• EXERCISE GOAL: The exercise asks for every line of the data to be reproduced exactly.

• RECORDS FOR THE TASK:

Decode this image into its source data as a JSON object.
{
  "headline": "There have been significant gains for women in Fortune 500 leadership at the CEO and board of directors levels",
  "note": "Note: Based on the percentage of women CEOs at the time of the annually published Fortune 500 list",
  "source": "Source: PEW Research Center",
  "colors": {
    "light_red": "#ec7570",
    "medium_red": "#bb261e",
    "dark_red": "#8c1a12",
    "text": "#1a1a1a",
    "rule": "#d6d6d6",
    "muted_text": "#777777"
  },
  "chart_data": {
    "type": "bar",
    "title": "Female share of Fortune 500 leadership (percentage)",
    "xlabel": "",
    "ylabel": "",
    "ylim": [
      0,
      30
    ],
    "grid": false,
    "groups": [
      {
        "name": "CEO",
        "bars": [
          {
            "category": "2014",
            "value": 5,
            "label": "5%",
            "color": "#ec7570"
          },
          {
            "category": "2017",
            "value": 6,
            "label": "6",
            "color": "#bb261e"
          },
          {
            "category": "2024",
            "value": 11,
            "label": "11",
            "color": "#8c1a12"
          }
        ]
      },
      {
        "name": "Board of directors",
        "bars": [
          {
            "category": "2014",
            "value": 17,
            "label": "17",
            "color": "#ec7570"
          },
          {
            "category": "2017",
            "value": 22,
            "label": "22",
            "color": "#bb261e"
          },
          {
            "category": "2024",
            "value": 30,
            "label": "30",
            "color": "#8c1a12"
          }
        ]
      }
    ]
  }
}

• OUTPUT FOR THIS EXERCISE:
Decode this image into its source data as a JSON object.
{
  "headline": "There have been significant gains for women in Fortune 500 leadership at the CEO and board of directors levels",
  "note": "Note: Based on the percentage of women CEOs at the time of the annually published Fortune 500 list",
  "source": "Source: PEW Research Center",
  "colors": {
    "light_red": "#ec7570",
    "medium_red": "#bb261e",
    "dark_red": "#8c1a12",
    "text": "#1a1a1a",
    "rule": "#d6d6d6",
    "muted_text": "#777777"
  },
  "chart_data": {
    "type": "bar",
    "title": "Female share of Fortune 500 leadership (percentage)",
    "xlabel": "",
    "ylabel": "",
    "ylim": [
      0,
      30
    ],
    "grid": false,
    "groups": [
      {
        "name": "CEO",
        "bars": [
          {
            "category": "2014",
            "value": 5,
            "label": "5%",
            "color": "#ec7570"
          },
          {
            "category": "2017",
            "value": 6,
            "label": "6",
            "color": "#bb261e"
          },
          {
            "category": "2024",
            "value": 11,
            "label": "11",
            "color": "#8c1a12"
          }
        ]
      },
      {
        "name": "Board of directors",
        "bars": [
          {
            "category": "2014",
            "value": 17,
            "label": "17",
            "color": "#ec7570"
          },
          {
            "category": "2017",
            "value": 22,
            "label": "22",
            "color": "#bb261e"
          },
          {
            "category": "2024",
            "value": 30,
            "label": "30",
            "color": "#8c1a12"
          }
        ]
      }
    ]
  }
}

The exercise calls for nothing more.